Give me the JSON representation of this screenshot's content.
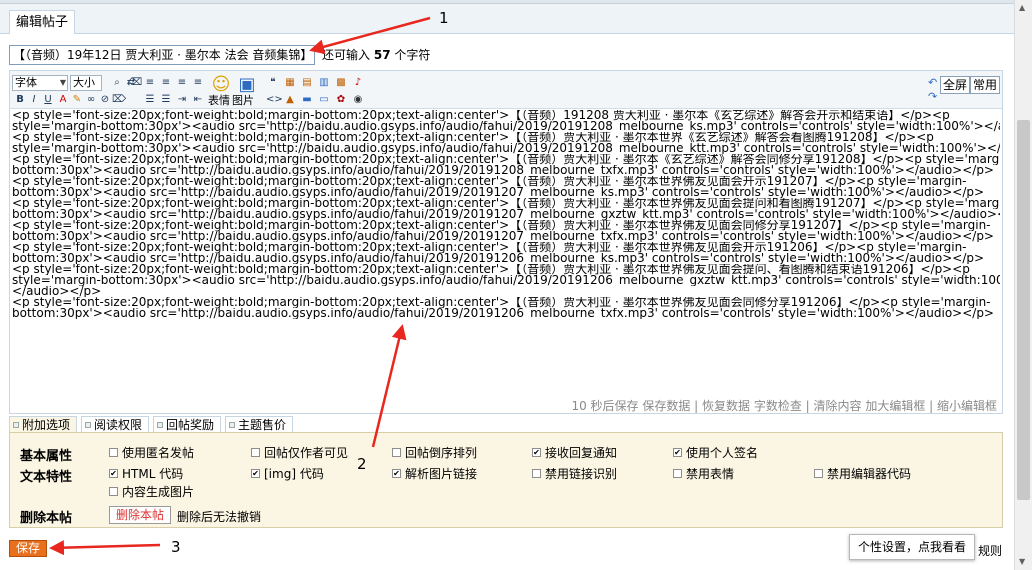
{
  "tab_title": "编辑帖子",
  "subject": {
    "value": "【（音频）19年12日 贾大利亚 · 墨尔本 法会 音频集锦】",
    "hint_prefix": "还可输入",
    "hint_count": "57",
    "hint_suffix": "个字符"
  },
  "toolbar": {
    "font_label": "字体",
    "size_label": "大小",
    "emoji_label": "表情",
    "image_label": "图片",
    "fullscreen_label": "全屏",
    "common_label": "常用"
  },
  "editor_lines": [
    "<p style='font-size:20px;font-weight:bold;margin-bottom:20px;text-align:center'>【（音频）191208 贾大利亚 · 墨尔本《玄艺综述》解答会开示和结束语】</p><p",
    "style='margin-bottom:30px'><audio src='http://baidu.audio.gsyps.info/audio/fahui/2019/20191208_melbourne_ks.mp3' controls='controls' style='width:100%'></audio></p>",
    "<p style='font-size:20px;font-weight:bold;margin-bottom:20px;text-align:center'>【（音频）贾大利亚 · 墨尔本世界《玄艺综述》解答会看图腾191208】</p><p",
    "style='margin-bottom:30px'><audio src='http://baidu.audio.gsyps.info/audio/fahui/2019/20191208_melbourne_ktt.mp3' controls='controls' style='width:100%'></audio></p>",
    "<p style='font-size:20px;font-weight:bold;margin-bottom:20px;text-align:center'>【（音频）贾大利亚 · 墨尔本《玄艺综述》解答会同修分享191208】</p><p style='margin-",
    "bottom:30px'><audio src='http://baidu.audio.gsyps.info/audio/fahui/2019/20191208_melbourne_txfx.mp3' controls='controls' style='width:100%'></audio></p>",
    "<p style='font-size:20px;font-weight:bold;margin-bottom:20px;text-align:center'>【（音频）贾大利亚 · 墨尔本世界佛友见面会开示191207】</p><p style='margin-",
    "bottom:30px'><audio src='http://baidu.audio.gsyps.info/audio/fahui/2019/20191207_melbourne_ks.mp3' controls='controls' style='width:100%'></audio></p>",
    "<p style='font-size:20px;font-weight:bold;margin-bottom:20px;text-align:center'>【（音频）贾大利亚 · 墨尔本世界佛友见面会提问和看图腾191207】</p><p style='margin-",
    "bottom:30px'><audio src='http://baidu.audio.gsyps.info/audio/fahui/2019/20191207_melbourne_gxztw_ktt.mp3' controls='controls' style='width:100%'></audio></p>",
    "<p style='font-size:20px;font-weight:bold;margin-bottom:20px;text-align:center'>【（音频）贾大利亚 · 墨尔本世界佛友见面会同修分享191207】</p><p style='margin-",
    "bottom:30px'><audio src='http://baidu.audio.gsyps.info/audio/fahui/2019/20191207_melbourne_txfx.mp3' controls='controls' style='width:100%'></audio></p>",
    "<p style='font-size:20px;font-weight:bold;margin-bottom:20px;text-align:center'>【（音频）贾大利亚 · 墨尔本世界佛友见面会开示191206】</p><p style='margin-",
    "bottom:30px'><audio src='http://baidu.audio.gsyps.info/audio/fahui/2019/20191206_melbourne_ks.mp3' controls='controls' style='width:100%'></audio></p>",
    "<p style='font-size:20px;font-weight:bold;margin-bottom:20px;text-align:center'>【（音频）贾大利亚 · 墨尔本世界佛友见面会提问、看图腾和结束语191206】</p><p",
    "style='margin-bottom:30px'><audio src='http://baidu.audio.gsyps.info/audio/fahui/2019/20191206_melbourne_gxztw_ktt.mp3' controls='controls' style='width:100%'>",
    "</audio></p>",
    "<p style='font-size:20px;font-weight:bold;margin-bottom:20px;text-align:center'>【（音频）贾大利亚 · 墨尔本世界佛友见面会同修分享191206】</p><p style='margin-",
    "bottom:30px'><audio src='http://baidu.audio.gsyps.info/audio/fahui/2019/20191206_melbourne_txfx.mp3' controls='controls' style='width:100%'></audio></p>"
  ],
  "status_bar": "10 秒后保存 保存数据 | 恢复数据    字数检查 | 清除内容    加大编辑框 | 缩小编辑框",
  "option_tabs": [
    "附加选项",
    "阅读权限",
    "回帖奖励",
    "主题售价"
  ],
  "options": {
    "row1_label": "基本属性",
    "row2_label": "文本特性",
    "row3_label": "删除本帖",
    "row1": [
      {
        "label": "使用匿名发帖",
        "checked": false
      },
      {
        "label": "回帖仅作者可见",
        "checked": false
      },
      {
        "label": "回帖倒序排列",
        "checked": false
      },
      {
        "label": "接收回复通知",
        "checked": true
      },
      {
        "label": "使用个人签名",
        "checked": true
      }
    ],
    "row2": [
      {
        "label": "HTML 代码",
        "checked": true
      },
      {
        "label": "[img] 代码",
        "checked": true
      },
      {
        "label": "解析图片链接",
        "checked": true
      },
      {
        "label": "禁用链接识别",
        "checked": false
      },
      {
        "label": "禁用表情",
        "checked": false
      },
      {
        "label": "禁用编辑器代码",
        "checked": false
      }
    ],
    "row2b": [
      {
        "label": "内容生成图片",
        "checked": false
      }
    ],
    "delete_button": "删除本帖",
    "delete_note": "删除后无法撤销"
  },
  "save_button": "保存",
  "tooltip": "个性设置，点我看看",
  "rules_text": "规则",
  "annotations": [
    "1",
    "2",
    "3"
  ],
  "colors": {
    "save": "#e8701d",
    "arrow": "#e8271e",
    "options_bg": "#fbf6e4"
  }
}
================
Exercise prompt: Drop the images and repeat the data exactly.

The reply:
Give me the JSON representation of this screenshot's content.
{
  "tab_title": "编辑帖子",
  "subject": {
    "value": "【（音频）19年12日 贾大利亚 · 墨尔本 法会 音频集锦】",
    "hint_prefix": "还可输入",
    "hint_count": "57",
    "hint_suffix": "个字符"
  },
  "toolbar": {
    "font_label": "字体",
    "size_label": "大小",
    "emoji_label": "表情",
    "image_label": "图片",
    "fullscreen_label": "全屏",
    "common_label": "常用"
  },
  "editor_lines": [
    "<p style='font-size:20px;font-weight:bold;margin-bottom:20px;text-align:center'>【（音频）191208 贾大利亚 · 墨尔本《玄艺综述》解答会开示和结束语】</p><p",
    "style='margin-bottom:30px'><audio src='http://baidu.audio.gsyps.info/audio/fahui/2019/20191208_melbourne_ks.mp3' controls='controls' style='width:100%'></audio></p>",
    "<p style='font-size:20px;font-weight:bold;margin-bottom:20px;text-align:center'>【（音频）贾大利亚 · 墨尔本世界《玄艺综述》解答会看图腾191208】</p><p",
    "style='margin-bottom:30px'><audio src='http://baidu.audio.gsyps.info/audio/fahui/2019/20191208_melbourne_ktt.mp3' controls='controls' style='width:100%'></audio></p>",
    "<p style='font-size:20px;font-weight:bold;margin-bottom:20px;text-align:center'>【（音频）贾大利亚 · 墨尔本《玄艺综述》解答会同修分享191208】</p><p style='margin-",
    "bottom:30px'><audio src='http://baidu.audio.gsyps.info/audio/fahui/2019/20191208_melbourne_txfx.mp3' controls='controls' style='width:100%'></audio></p>",
    "<p style='font-size:20px;font-weight:bold;margin-bottom:20px;text-align:center'>【（音频）贾大利亚 · 墨尔本世界佛友见面会开示191207】</p><p style='margin-",
    "bottom:30px'><audio src='http://baidu.audio.gsyps.info/audio/fahui/2019/20191207_melbourne_ks.mp3' controls='controls' style='width:100%'></audio></p>",
    "<p style='font-size:20px;font-weight:bold;margin-bottom:20px;text-align:center'>【（音频）贾大利亚 · 墨尔本世界佛友见面会提问和看图腾191207】</p><p style='margin-",
    "bottom:30px'><audio src='http://baidu.audio.gsyps.info/audio/fahui/2019/20191207_melbourne_gxztw_ktt.mp3' controls='controls' style='width:100%'></audio></p>",
    "<p style='font-size:20px;font-weight:bold;margin-bottom:20px;text-align:center'>【（音频）贾大利亚 · 墨尔本世界佛友见面会同修分享191207】</p><p style='margin-",
    "bottom:30px'><audio src='http://baidu.audio.gsyps.info/audio/fahui/2019/20191207_melbourne_txfx.mp3' controls='controls' style='width:100%'></audio></p>",
    "<p style='font-size:20px;font-weight:bold;margin-bottom:20px;text-align:center'>【（音频）贾大利亚 · 墨尔本世界佛友见面会开示191206】</p><p style='margin-",
    "bottom:30px'><audio src='http://baidu.audio.gsyps.info/audio/fahui/2019/20191206_melbourne_ks.mp3' controls='controls' style='width:100%'></audio></p>",
    "<p style='font-size:20px;font-weight:bold;margin-bottom:20px;text-align:center'>【（音频）贾大利亚 · 墨尔本世界佛友见面会提问、看图腾和结束语191206】</p><p",
    "style='margin-bottom:30px'><audio src='http://baidu.audio.gsyps.info/audio/fahui/2019/20191206_melbourne_gxztw_ktt.mp3' controls='controls' style='width:100%'>",
    "</audio></p>",
    "<p style='font-size:20px;font-weight:bold;margin-bottom:20px;text-align:center'>【（音频）贾大利亚 · 墨尔本世界佛友见面会同修分享191206】</p><p style='margin-",
    "bottom:30px'><audio src='http://baidu.audio.gsyps.info/audio/fahui/2019/20191206_melbourne_txfx.mp3' controls='controls' style='width:100%'></audio></p>"
  ],
  "status_bar": "10 秒后保存 保存数据 | 恢复数据    字数检查 | 清除内容    加大编辑框 | 缩小编辑框",
  "option_tabs": [
    "附加选项",
    "阅读权限",
    "回帖奖励",
    "主题售价"
  ],
  "options": {
    "row1_label": "基本属性",
    "row2_label": "文本特性",
    "row3_label": "删除本帖",
    "row1": [
      {
        "label": "使用匿名发帖",
        "checked": false
      },
      {
        "label": "回帖仅作者可见",
        "checked": false
      },
      {
        "label": "回帖倒序排列",
        "checked": false
      },
      {
        "label": "接收回复通知",
        "checked": true
      },
      {
        "label": "使用个人签名",
        "checked": true
      }
    ],
    "row2": [
      {
        "label": "HTML 代码",
        "checked": true
      },
      {
        "label": "[img] 代码",
        "checked": true
      },
      {
        "label": "解析图片链接",
        "checked": true
      },
      {
        "label": "禁用链接识别",
        "checked": false
      },
      {
        "label": "禁用表情",
        "checked": false
      },
      {
        "label": "禁用编辑器代码",
        "checked": false
      }
    ],
    "row2b": [
      {
        "label": "内容生成图片",
        "checked": false
      }
    ],
    "delete_button": "删除本帖",
    "delete_note": "删除后无法撤销"
  },
  "save_button": "保存",
  "tooltip": "个性设置，点我看看",
  "rules_text": "规则",
  "annotations": [
    "1",
    "2",
    "3"
  ],
  "colors": {
    "save": "#e8701d",
    "arrow": "#e8271e",
    "options_bg": "#fbf6e4"
  }
}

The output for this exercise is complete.